*Short task*. Look through the lines below and extract any with the word "name".

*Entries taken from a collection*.
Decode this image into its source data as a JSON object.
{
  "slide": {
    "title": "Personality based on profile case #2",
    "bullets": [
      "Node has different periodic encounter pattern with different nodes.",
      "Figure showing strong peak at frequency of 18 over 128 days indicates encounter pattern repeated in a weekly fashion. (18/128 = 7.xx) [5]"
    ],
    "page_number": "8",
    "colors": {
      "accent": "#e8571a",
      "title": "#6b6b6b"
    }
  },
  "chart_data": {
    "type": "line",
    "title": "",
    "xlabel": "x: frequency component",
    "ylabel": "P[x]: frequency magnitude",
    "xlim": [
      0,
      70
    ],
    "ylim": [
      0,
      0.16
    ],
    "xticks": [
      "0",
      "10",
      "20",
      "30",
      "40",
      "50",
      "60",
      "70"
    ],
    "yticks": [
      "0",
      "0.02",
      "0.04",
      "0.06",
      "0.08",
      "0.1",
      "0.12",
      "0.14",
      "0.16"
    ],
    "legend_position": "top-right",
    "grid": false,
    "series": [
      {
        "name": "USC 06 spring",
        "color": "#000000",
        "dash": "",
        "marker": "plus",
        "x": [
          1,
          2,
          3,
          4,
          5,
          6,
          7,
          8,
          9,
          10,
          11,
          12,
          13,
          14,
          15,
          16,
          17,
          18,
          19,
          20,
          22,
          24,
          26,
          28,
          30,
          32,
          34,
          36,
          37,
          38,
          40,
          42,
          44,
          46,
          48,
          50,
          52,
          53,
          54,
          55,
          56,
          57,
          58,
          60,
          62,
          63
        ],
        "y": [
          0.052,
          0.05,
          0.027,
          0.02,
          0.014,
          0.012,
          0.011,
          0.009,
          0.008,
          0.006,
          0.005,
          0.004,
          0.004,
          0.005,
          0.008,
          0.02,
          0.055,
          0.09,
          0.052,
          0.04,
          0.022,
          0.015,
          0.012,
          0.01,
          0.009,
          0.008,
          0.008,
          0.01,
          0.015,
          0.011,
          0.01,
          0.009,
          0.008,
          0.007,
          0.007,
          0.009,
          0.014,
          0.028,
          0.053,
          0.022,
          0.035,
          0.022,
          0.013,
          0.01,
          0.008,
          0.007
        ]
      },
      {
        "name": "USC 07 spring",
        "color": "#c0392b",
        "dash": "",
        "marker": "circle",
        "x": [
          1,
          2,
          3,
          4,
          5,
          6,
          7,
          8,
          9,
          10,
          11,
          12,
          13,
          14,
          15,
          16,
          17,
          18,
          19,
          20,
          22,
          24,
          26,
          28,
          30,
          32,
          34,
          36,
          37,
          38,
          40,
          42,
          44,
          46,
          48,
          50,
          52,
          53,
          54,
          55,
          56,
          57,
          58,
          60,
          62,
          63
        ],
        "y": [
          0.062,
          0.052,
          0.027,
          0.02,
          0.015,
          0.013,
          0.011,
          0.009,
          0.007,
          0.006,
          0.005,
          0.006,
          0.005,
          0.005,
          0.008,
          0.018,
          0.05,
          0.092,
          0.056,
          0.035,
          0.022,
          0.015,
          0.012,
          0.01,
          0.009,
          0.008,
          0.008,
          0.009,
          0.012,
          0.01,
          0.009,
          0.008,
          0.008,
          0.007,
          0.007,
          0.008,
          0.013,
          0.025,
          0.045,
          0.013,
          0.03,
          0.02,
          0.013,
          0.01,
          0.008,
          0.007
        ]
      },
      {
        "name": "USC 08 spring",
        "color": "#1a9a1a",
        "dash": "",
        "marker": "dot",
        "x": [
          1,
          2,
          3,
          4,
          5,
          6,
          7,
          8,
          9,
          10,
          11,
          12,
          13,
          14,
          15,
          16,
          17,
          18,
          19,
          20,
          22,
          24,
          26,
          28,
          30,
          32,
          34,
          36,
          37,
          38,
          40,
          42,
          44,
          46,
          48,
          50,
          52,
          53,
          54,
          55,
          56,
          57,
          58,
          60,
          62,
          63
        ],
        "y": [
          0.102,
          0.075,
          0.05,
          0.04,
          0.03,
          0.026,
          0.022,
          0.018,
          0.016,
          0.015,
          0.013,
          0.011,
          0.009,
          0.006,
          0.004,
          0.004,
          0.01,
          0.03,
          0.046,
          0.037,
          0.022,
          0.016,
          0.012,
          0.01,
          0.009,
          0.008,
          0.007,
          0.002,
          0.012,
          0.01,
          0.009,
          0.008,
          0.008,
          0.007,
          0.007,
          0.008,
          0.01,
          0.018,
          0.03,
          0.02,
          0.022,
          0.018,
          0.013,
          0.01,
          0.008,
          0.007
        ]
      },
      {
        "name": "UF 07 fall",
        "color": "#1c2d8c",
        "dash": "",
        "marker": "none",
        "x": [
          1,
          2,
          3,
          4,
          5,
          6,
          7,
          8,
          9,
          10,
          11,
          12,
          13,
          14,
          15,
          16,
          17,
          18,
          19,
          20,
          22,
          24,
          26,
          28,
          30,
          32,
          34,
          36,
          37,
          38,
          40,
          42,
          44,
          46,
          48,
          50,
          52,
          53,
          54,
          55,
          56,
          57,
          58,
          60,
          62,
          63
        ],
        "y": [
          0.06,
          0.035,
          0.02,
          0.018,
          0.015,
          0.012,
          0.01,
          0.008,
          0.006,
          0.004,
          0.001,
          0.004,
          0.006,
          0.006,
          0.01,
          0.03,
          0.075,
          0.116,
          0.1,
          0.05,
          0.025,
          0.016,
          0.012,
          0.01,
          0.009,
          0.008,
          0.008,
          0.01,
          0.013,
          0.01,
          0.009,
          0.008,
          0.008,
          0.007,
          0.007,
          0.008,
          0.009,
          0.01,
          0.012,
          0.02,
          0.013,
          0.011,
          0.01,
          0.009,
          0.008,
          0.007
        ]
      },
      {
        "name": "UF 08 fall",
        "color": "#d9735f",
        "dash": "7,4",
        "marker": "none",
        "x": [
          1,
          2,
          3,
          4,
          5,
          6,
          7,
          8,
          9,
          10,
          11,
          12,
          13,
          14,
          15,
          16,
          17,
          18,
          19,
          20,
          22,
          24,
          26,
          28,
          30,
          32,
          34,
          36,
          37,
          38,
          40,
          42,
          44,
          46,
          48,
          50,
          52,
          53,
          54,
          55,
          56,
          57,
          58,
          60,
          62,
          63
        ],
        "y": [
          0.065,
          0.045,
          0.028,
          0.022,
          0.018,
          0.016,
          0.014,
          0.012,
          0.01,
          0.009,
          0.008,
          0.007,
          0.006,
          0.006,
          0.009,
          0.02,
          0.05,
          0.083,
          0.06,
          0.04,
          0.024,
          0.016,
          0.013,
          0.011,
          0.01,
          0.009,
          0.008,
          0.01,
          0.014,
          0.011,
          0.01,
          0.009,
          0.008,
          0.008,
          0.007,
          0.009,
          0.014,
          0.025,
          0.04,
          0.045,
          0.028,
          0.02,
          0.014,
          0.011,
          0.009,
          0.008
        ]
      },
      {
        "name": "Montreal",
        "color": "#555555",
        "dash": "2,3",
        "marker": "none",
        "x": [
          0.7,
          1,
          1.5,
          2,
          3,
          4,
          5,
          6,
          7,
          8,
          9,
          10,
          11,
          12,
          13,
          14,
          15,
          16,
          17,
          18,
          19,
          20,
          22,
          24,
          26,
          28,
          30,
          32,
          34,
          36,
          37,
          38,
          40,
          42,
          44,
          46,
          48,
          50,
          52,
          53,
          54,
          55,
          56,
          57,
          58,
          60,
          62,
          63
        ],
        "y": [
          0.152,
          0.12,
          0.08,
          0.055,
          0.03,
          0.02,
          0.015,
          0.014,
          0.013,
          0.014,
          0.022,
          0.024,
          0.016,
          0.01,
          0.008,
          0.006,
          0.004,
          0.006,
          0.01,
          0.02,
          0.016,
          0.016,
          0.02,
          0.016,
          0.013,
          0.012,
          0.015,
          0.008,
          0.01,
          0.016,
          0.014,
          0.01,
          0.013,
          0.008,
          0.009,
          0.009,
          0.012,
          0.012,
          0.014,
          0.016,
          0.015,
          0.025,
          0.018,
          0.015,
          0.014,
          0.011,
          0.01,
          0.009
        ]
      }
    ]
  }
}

*Solution to this exercise*.
        "name": "USC 06 spring",
        "name": "USC 07 spring",
        "name": "USC 08 spring",
        "name": "UF 07 fall",
        "name": "UF 08 fall",
        "name": "Montreal",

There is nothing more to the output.